SUPPLIED INFORMATION
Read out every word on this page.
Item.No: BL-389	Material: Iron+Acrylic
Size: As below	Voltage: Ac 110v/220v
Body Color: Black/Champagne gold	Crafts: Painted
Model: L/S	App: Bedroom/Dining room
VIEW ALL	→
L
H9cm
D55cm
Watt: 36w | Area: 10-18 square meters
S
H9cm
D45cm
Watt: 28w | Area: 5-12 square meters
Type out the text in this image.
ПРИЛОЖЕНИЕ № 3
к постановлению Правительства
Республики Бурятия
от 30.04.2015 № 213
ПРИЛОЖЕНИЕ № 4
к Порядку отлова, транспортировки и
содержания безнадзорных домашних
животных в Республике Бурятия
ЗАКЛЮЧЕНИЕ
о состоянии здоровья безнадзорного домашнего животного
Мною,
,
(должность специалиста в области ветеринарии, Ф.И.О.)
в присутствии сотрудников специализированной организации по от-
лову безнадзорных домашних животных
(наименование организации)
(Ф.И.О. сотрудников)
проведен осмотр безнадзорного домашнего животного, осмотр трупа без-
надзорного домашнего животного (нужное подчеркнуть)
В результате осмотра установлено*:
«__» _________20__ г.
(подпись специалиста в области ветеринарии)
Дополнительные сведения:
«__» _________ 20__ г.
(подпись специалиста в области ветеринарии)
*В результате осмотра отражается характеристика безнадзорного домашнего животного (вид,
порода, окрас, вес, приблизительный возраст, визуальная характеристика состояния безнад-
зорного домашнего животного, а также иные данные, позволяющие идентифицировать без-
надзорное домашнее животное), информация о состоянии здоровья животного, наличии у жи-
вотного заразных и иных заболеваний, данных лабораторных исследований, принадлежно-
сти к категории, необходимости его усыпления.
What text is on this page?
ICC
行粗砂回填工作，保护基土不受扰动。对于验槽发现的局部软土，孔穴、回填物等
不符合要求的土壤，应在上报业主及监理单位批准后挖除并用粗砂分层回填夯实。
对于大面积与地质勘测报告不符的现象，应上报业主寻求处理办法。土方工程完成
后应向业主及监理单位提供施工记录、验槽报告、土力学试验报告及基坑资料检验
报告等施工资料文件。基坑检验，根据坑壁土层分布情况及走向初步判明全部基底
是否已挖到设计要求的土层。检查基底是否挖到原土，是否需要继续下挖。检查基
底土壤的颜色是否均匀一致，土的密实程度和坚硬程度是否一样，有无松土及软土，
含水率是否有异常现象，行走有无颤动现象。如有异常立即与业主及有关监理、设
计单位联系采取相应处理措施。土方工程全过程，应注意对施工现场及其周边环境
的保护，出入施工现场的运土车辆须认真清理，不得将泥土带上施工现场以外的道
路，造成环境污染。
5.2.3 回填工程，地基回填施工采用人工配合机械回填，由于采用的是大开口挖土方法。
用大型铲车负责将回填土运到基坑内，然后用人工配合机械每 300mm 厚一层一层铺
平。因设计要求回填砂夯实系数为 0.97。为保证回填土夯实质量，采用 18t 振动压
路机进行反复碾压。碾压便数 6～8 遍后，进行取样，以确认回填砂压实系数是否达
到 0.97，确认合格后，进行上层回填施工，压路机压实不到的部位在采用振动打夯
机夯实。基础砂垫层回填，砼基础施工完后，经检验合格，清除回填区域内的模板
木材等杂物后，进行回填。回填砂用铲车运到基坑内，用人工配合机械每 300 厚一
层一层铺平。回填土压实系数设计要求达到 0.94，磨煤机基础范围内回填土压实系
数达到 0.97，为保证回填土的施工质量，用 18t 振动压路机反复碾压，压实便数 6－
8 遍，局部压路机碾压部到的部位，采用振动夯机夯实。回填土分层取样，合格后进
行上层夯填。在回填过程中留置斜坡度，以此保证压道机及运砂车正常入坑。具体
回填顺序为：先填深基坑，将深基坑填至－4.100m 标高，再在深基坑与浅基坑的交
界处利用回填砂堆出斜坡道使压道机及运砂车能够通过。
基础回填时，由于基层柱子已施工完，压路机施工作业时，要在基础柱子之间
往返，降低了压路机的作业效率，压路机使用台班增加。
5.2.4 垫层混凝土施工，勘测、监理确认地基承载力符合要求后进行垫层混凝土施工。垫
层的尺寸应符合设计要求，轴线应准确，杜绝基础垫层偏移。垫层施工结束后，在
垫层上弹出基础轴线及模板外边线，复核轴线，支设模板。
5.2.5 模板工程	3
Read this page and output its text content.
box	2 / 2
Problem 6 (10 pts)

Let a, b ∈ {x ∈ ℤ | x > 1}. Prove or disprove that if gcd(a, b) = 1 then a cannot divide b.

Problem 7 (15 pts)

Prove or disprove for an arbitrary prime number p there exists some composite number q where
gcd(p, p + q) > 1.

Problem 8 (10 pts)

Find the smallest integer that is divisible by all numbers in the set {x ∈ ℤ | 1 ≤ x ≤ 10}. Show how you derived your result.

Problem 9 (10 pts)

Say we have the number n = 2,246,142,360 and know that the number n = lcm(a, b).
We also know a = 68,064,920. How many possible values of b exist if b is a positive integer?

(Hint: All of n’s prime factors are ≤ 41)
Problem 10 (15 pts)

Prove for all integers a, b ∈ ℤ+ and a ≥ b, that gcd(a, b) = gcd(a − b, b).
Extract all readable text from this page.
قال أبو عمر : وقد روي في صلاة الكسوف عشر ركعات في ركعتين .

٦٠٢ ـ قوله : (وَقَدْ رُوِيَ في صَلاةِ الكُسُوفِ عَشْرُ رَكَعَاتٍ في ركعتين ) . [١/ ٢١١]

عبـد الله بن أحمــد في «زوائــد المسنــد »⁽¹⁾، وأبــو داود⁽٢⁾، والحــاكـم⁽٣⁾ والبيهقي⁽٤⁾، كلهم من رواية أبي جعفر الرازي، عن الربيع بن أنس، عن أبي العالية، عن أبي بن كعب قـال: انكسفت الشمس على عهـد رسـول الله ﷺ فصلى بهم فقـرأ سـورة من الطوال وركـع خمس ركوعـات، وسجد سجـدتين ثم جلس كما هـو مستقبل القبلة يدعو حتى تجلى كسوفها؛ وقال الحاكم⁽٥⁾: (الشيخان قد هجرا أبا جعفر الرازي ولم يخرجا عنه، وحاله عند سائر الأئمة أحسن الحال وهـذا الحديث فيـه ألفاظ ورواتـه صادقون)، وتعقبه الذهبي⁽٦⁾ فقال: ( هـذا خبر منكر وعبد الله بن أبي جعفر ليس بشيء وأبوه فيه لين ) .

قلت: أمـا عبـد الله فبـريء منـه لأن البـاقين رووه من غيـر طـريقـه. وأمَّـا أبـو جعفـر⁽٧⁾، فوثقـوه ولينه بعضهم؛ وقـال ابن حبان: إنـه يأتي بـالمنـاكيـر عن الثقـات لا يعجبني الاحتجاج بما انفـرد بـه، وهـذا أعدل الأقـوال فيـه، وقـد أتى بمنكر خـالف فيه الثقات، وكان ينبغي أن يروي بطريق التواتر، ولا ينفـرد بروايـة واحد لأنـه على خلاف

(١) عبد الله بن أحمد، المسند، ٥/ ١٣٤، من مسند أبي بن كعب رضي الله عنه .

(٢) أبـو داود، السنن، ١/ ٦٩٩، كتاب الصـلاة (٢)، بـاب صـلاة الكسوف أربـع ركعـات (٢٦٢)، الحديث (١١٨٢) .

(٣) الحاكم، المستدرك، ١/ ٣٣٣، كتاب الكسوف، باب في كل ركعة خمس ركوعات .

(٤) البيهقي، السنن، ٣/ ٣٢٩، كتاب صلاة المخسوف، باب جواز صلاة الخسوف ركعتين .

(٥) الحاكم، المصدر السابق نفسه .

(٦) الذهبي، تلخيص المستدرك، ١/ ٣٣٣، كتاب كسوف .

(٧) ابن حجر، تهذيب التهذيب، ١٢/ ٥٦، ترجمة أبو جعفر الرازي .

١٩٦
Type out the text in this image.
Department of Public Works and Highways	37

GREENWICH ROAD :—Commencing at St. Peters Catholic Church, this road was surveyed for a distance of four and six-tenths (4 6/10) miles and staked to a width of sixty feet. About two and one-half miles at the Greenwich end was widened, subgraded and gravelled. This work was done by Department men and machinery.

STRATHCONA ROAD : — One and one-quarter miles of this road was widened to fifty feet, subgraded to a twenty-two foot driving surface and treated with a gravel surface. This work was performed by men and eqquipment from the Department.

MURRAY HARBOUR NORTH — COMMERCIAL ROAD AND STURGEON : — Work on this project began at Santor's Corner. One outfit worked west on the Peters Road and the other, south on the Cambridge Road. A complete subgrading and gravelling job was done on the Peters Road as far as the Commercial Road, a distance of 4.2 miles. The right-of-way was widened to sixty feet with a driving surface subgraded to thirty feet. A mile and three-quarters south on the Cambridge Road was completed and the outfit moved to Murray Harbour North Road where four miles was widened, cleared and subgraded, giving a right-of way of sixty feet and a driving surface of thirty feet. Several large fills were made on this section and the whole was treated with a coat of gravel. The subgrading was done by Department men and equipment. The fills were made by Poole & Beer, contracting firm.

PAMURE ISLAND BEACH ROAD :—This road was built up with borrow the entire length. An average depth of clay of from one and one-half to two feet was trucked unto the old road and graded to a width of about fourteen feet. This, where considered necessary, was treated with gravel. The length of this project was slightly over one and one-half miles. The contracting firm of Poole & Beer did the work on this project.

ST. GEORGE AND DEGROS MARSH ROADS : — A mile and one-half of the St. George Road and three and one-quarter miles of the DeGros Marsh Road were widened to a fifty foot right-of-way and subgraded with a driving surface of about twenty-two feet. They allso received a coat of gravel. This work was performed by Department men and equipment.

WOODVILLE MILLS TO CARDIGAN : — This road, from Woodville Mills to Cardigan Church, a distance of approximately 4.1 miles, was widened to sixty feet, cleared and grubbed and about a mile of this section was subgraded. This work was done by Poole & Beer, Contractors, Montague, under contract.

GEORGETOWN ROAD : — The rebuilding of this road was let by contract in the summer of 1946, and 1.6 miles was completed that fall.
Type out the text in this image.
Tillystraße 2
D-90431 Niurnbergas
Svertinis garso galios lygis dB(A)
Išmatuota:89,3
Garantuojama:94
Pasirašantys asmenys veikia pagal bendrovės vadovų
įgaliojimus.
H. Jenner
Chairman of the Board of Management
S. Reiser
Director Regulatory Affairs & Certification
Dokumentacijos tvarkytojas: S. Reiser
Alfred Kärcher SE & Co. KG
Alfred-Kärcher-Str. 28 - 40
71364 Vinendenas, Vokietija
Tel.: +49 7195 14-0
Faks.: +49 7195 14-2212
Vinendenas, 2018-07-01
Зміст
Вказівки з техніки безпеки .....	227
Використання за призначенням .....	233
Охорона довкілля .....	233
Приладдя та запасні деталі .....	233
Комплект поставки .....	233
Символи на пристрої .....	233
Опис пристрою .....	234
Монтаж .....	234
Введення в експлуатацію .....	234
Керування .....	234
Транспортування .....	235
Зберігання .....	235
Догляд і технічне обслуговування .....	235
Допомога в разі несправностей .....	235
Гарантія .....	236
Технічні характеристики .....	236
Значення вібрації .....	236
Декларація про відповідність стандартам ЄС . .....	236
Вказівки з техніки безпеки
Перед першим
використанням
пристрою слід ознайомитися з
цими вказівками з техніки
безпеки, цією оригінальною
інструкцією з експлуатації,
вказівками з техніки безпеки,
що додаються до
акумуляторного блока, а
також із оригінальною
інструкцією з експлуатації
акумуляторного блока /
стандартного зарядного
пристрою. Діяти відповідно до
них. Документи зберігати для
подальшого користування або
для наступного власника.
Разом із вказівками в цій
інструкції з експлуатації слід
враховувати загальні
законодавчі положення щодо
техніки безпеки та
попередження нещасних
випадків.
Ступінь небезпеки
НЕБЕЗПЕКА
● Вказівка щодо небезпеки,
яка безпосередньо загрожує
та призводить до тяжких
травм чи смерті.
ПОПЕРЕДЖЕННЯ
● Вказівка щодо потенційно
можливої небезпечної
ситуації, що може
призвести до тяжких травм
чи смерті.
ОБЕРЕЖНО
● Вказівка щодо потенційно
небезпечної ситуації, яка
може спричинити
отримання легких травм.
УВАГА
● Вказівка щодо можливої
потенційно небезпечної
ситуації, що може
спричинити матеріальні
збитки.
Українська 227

TASK INSTRUCTIONS
Look for the word "foot" in every line of the listing and copy the lines that have it.

EXPECTED ANSWER
STRATHCONA ROAD : — One and one-quarter miles of this road was widened to fifty feet, subgraded to a twenty-two foot driving surface and treated with a gravel surface. This work was performed by men and eqquipment from the Department.
ST. GEORGE AND DEGROS MARSH ROADS : — A mile and one-half of the St. George Road and three and one-quarter miles of the DeGros Marsh Road were widened to a fifty foot right-of-way and subgraded with a driving surface of about twenty-two feet. They allso received a coat of gravel. This work was performed by Department men and equipment.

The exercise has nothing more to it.